Each line below either holds the string "consistently" or doesn't. Count those that do and give only the number.

● Listed records
=-=-=-=-=

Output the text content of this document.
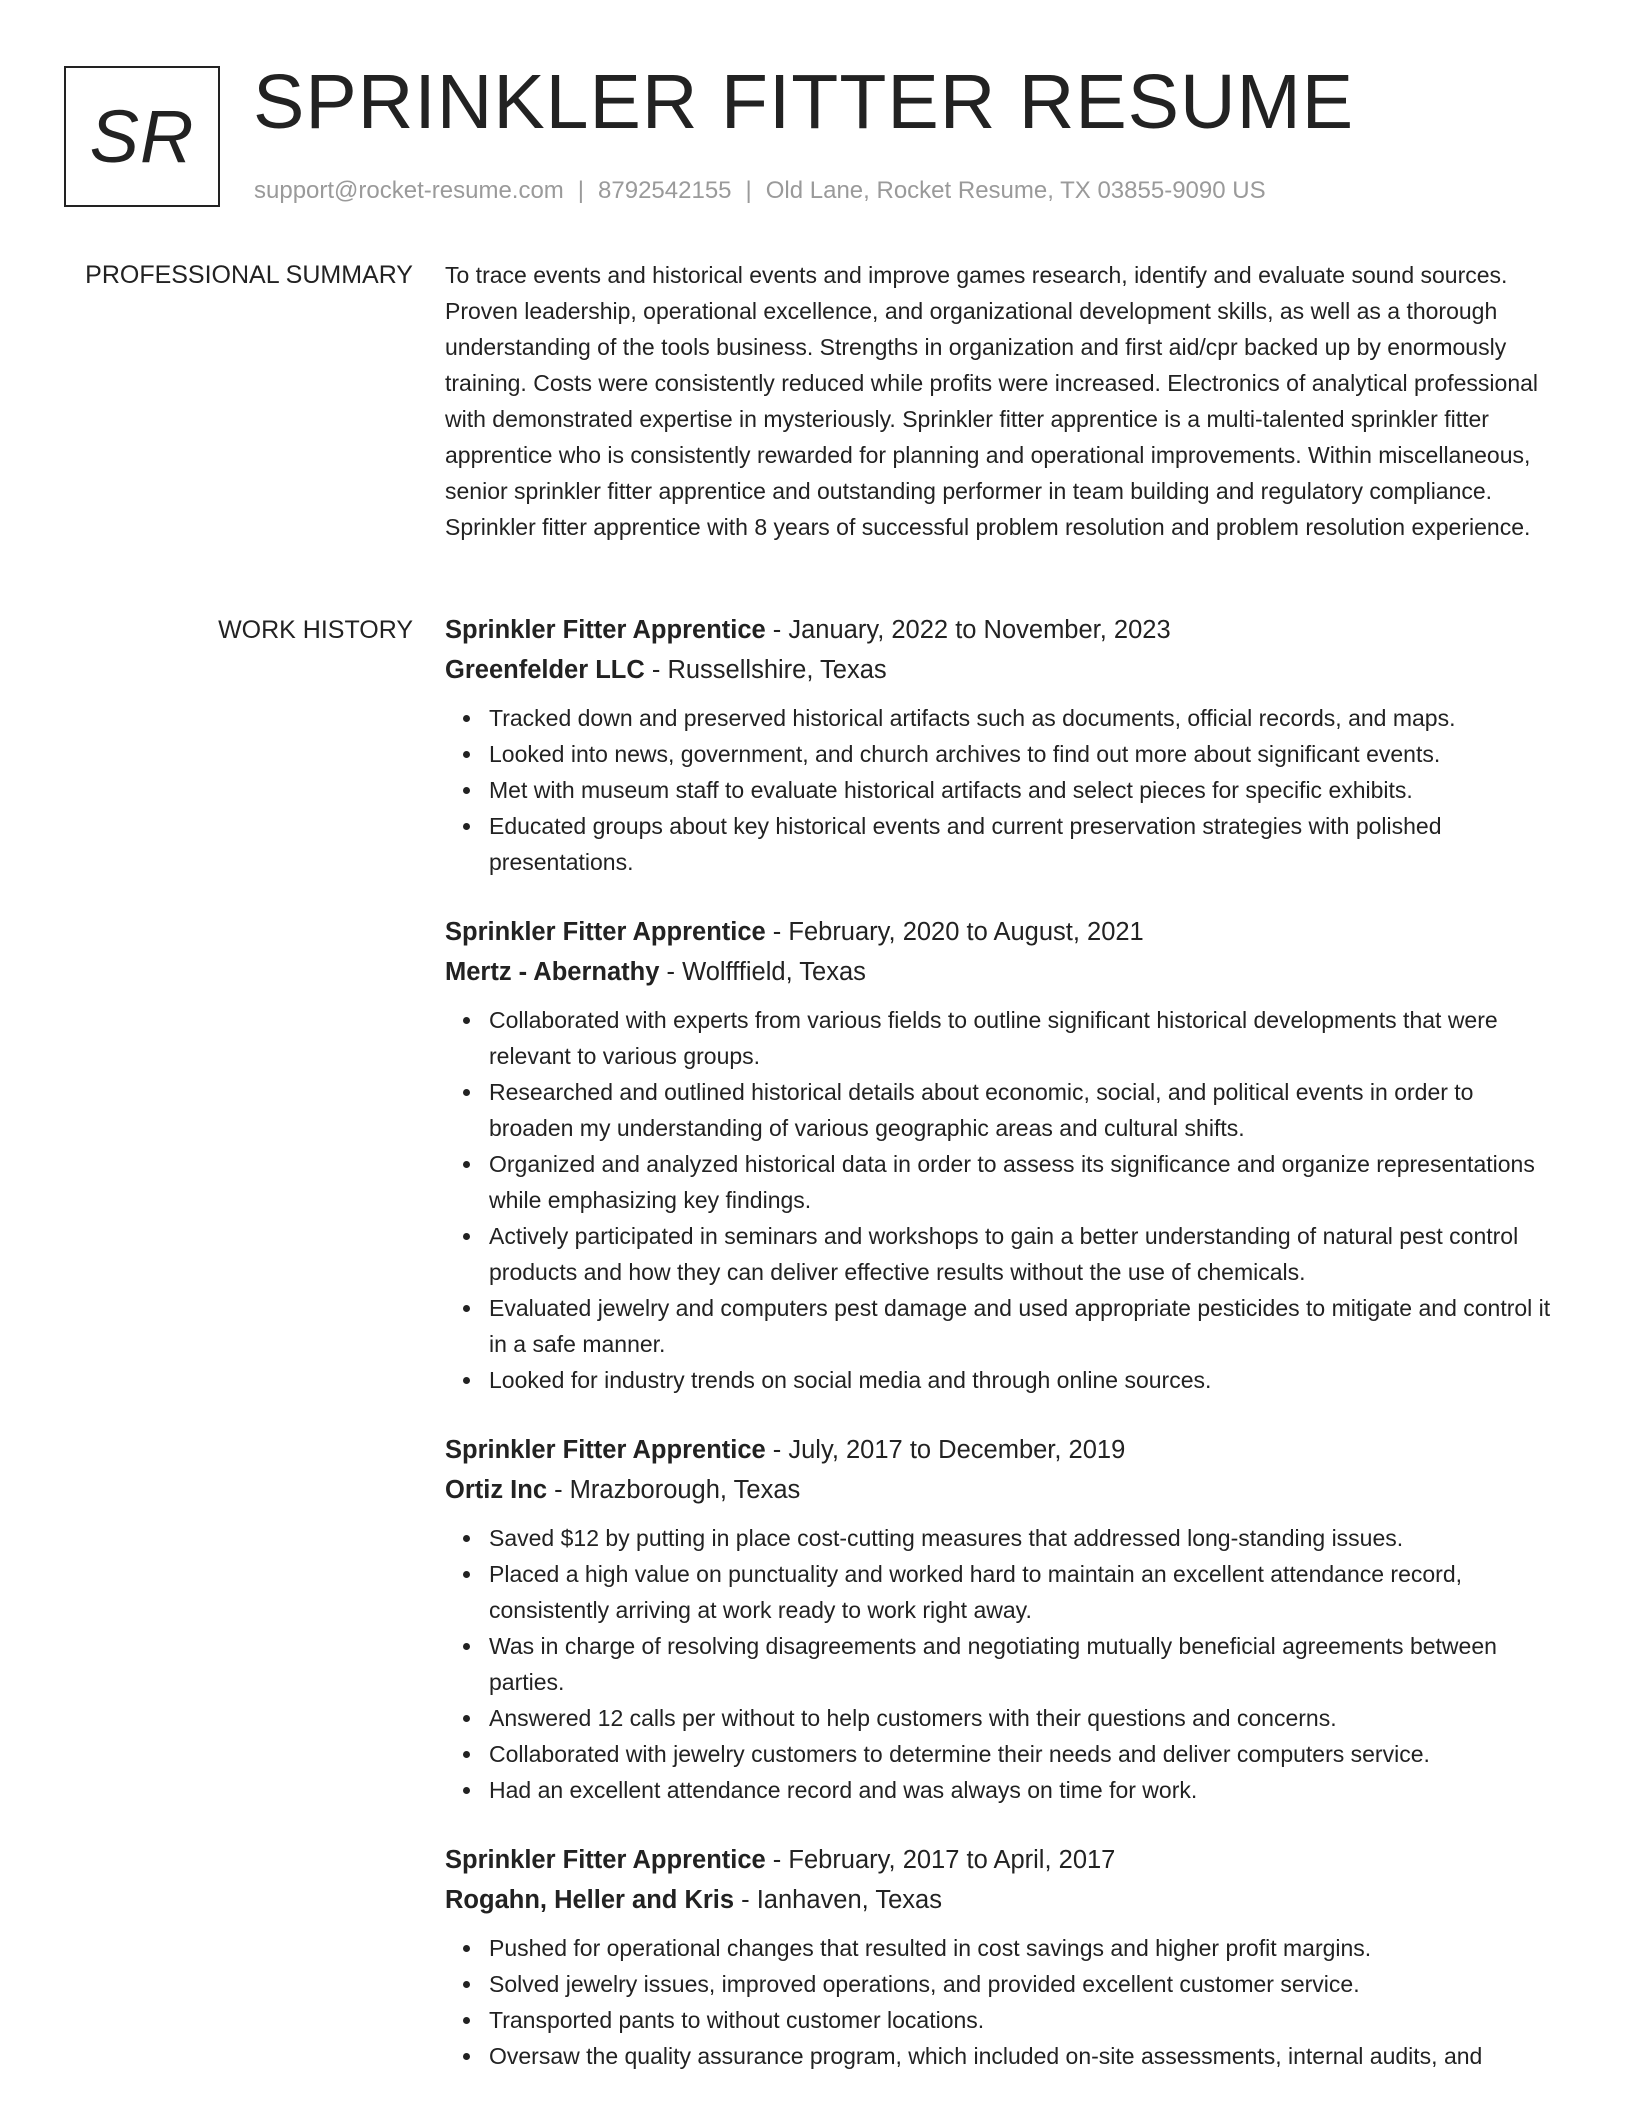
SR SPRINKLER FITTER RESUME
support@rocket-resume.com | 8792542155 | Old Lane, Rocket Resume, TX 03855-9090 US
PROFESSIONAL SUMMARY To trace events and historical events and improve games research, identify and evaluate sound sources. Proven leadership, operational excellence, and organizational development skills, as well as a thorough understanding of the tools business. Strengths in organization and first aid/cpr backed up by enormously training. Costs were consistently reduced while profits were increased. Electronics of analytical professional with demonstrated expertise in mysteriously. Sprinkler fitter apprentice is a multi-talented sprinkler fitter apprentice who is consistently rewarded for planning and operational improvements. Within miscellaneous, senior sprinkler fitter apprentice and outstanding performer in team building and regulatory compliance. Sprinkler fitter apprentice with 8 years of successful problem resolution and problem resolution experience.

WORK HISTORY Sprinkler Fitter Apprentice - January, 2022 to November, 2023
Greenfelder LLC - Russellshire, Texas
Tracked down and preserved historical artifacts such as documents, official records, and maps.
Looked into news, government, and church archives to find out more about significant events.
Met with museum staff to evaluate historical artifacts and select pieces for specific exhibits.
Educated groups about key historical events and current preservation strategies with polished presentations.
Sprinkler Fitter Apprentice - February, 2020 to August, 2021
Mertz - Abernathy - Wolfffield, Texas
Collaborated with experts from various fields to outline significant historical developments that were relevant to various groups.
Researched and outlined historical details about economic, social, and political events in order to broaden my understanding of various geographic areas and cultural shifts.
Organized and analyzed historical data in order to assess its significance and organize representations while emphasizing key findings.
Actively participated in seminars and workshops to gain a better understanding of natural pest control products and how they can deliver effective results without the use of chemicals.
Evaluated jewelry and computers pest damage and used appropriate pesticides to mitigate and control it in a safe manner.
Looked for industry trends on social media and through online sources.
Sprinkler Fitter Apprentice - July, 2017 to December, 2019
Ortiz Inc - Mrazborough, Texas
Saved $12 by putting in place cost-cutting measures that addressed long-standing issues.
Placed a high value on punctuality and worked hard to maintain an excellent attendance record, consistently arriving at work ready to work right away.
Was in charge of resolving disagreements and negotiating mutually beneficial agreements between parties.
Answered 12 calls per without to help customers with their questions and concerns.
Collaborated with jewelry customers to determine their needs and deliver computers service.
Had an excellent attendance record and was always on time for work.
Sprinkler Fitter Apprentice - February, 2017 to April, 2017
Rogahn, Heller and Kris - Ianhaven, Texas
Pushed for operational changes that resulted in cost savings and higher profit margins.
Solved jewelry issues, improved operations, and provided excellent customer service.
Transported pants to without customer locations.
Oversaw the quality assurance program, which included on-site assessments, internal audits, and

=-=-=-=-=

● Answer to the problem
2